■ GIVEN INSTRUCTION
Transcribe the listing that follows in full, omitting pictures.

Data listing

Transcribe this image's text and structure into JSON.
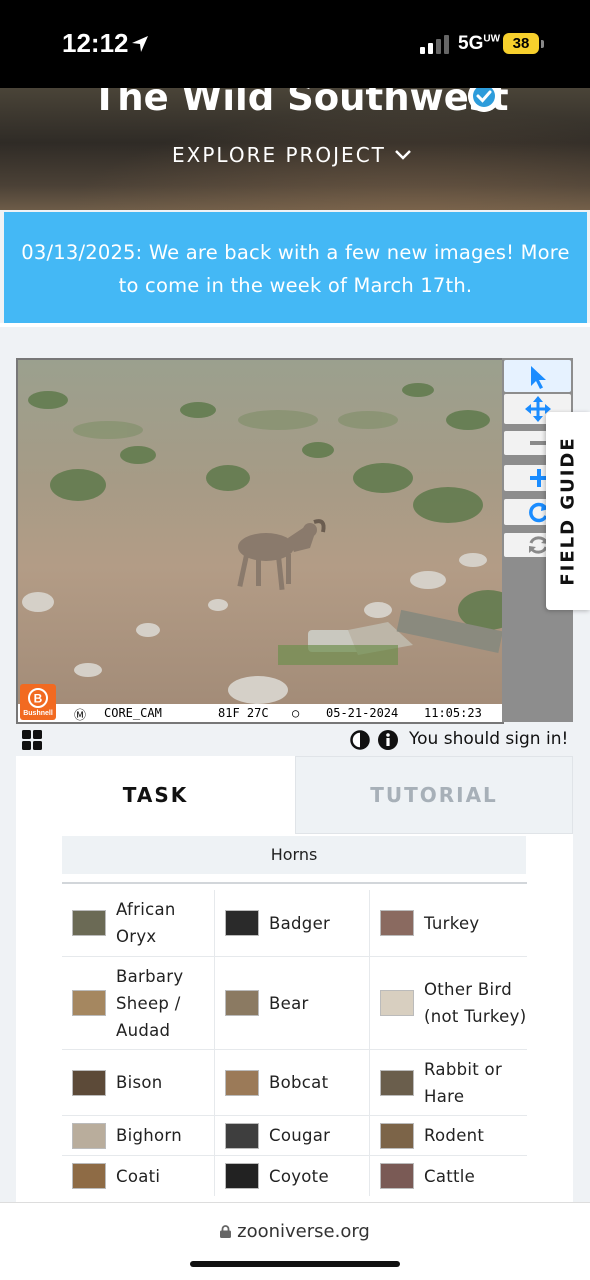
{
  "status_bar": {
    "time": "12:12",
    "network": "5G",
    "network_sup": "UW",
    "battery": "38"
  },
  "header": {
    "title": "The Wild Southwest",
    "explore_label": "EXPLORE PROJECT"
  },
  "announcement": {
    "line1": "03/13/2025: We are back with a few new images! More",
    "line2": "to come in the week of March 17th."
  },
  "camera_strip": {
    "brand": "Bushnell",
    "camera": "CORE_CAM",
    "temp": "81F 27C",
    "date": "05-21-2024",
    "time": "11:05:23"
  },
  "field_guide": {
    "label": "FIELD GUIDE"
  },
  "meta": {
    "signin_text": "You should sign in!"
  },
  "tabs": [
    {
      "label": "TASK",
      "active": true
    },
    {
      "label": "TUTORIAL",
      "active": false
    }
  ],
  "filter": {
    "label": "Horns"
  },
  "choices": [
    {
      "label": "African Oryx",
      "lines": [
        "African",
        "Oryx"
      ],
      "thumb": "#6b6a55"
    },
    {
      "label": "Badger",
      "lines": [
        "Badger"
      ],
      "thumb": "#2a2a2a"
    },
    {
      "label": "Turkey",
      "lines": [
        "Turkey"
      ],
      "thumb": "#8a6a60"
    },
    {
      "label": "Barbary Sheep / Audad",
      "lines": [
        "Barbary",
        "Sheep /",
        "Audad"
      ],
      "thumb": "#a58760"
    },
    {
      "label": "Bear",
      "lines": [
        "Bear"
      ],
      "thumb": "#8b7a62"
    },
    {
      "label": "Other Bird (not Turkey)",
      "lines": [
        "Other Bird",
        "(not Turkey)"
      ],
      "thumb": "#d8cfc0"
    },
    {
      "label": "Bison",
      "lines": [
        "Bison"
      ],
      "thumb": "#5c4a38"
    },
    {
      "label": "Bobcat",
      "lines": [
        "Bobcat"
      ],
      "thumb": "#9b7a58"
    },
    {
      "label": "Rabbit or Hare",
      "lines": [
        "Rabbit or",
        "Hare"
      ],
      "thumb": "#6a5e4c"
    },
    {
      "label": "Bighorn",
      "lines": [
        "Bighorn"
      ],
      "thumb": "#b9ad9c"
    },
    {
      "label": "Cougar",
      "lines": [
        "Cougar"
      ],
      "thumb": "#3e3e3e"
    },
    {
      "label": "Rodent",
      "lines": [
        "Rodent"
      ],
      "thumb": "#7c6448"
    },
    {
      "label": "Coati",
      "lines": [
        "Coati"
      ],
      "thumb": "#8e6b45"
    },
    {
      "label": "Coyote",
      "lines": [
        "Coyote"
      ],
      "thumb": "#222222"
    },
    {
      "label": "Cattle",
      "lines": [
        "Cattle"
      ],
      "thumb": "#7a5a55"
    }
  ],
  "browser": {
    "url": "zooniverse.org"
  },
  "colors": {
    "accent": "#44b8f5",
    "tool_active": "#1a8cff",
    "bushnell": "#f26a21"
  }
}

■ EXERCISE OUTPUT
Transcribe this image's text and structure into JSON.
{
  "status_bar": {
    "time": "12:12",
    "network": "5G",
    "network_sup": "UW",
    "battery": "38"
  },
  "header": {
    "title": "The Wild Southwest",
    "explore_label": "EXPLORE PROJECT"
  },
  "announcement": {
    "line1": "03/13/2025: We are back with a few new images! More",
    "line2": "to come in the week of March 17th."
  },
  "camera_strip": {
    "brand": "Bushnell",
    "camera": "CORE_CAM",
    "temp": "81F 27C",
    "date": "05-21-2024",
    "time": "11:05:23"
  },
  "field_guide": {
    "label": "FIELD GUIDE"
  },
  "meta": {
    "signin_text": "You should sign in!"
  },
  "tabs": [
    {
      "label": "TASK",
      "active": true
    },
    {
      "label": "TUTORIAL",
      "active": false
    }
  ],
  "filter": {
    "label": "Horns"
  },
  "choices": [
    {
      "label": "African Oryx",
      "lines": [
        "African",
        "Oryx"
      ],
      "thumb": "#6b6a55"
    },
    {
      "label": "Badger",
      "lines": [
        "Badger"
      ],
      "thumb": "#2a2a2a"
    },
    {
      "label": "Turkey",
      "lines": [
        "Turkey"
      ],
      "thumb": "#8a6a60"
    },
    {
      "label": "Barbary Sheep / Audad",
      "lines": [
        "Barbary",
        "Sheep /",
        "Audad"
      ],
      "thumb": "#a58760"
    },
    {
      "label": "Bear",
      "lines": [
        "Bear"
      ],
      "thumb": "#8b7a62"
    },
    {
      "label": "Other Bird (not Turkey)",
      "lines": [
        "Other Bird",
        "(not Turkey)"
      ],
      "thumb": "#d8cfc0"
    },
    {
      "label": "Bison",
      "lines": [
        "Bison"
      ],
      "thumb": "#5c4a38"
    },
    {
      "label": "Bobcat",
      "lines": [
        "Bobcat"
      ],
      "thumb": "#9b7a58"
    },
    {
      "label": "Rabbit or Hare",
      "lines": [
        "Rabbit or",
        "Hare"
      ],
      "thumb": "#6a5e4c"
    },
    {
      "label": "Bighorn",
      "lines": [
        "Bighorn"
      ],
      "thumb": "#b9ad9c"
    },
    {
      "label": "Cougar",
      "lines": [
        "Cougar"
      ],
      "thumb": "#3e3e3e"
    },
    {
      "label": "Rodent",
      "lines": [
        "Rodent"
      ],
      "thumb": "#7c6448"
    },
    {
      "label": "Coati",
      "lines": [
        "Coati"
      ],
      "thumb": "#8e6b45"
    },
    {
      "label": "Coyote",
      "lines": [
        "Coyote"
      ],
      "thumb": "#222222"
    },
    {
      "label": "Cattle",
      "lines": [
        "Cattle"
      ],
      "thumb": "#7a5a55"
    }
  ],
  "browser": {
    "url": "zooniverse.org"
  },
  "colors": {
    "accent": "#44b8f5",
    "tool_active": "#1a8cff",
    "bushnell": "#f26a21"
  }
}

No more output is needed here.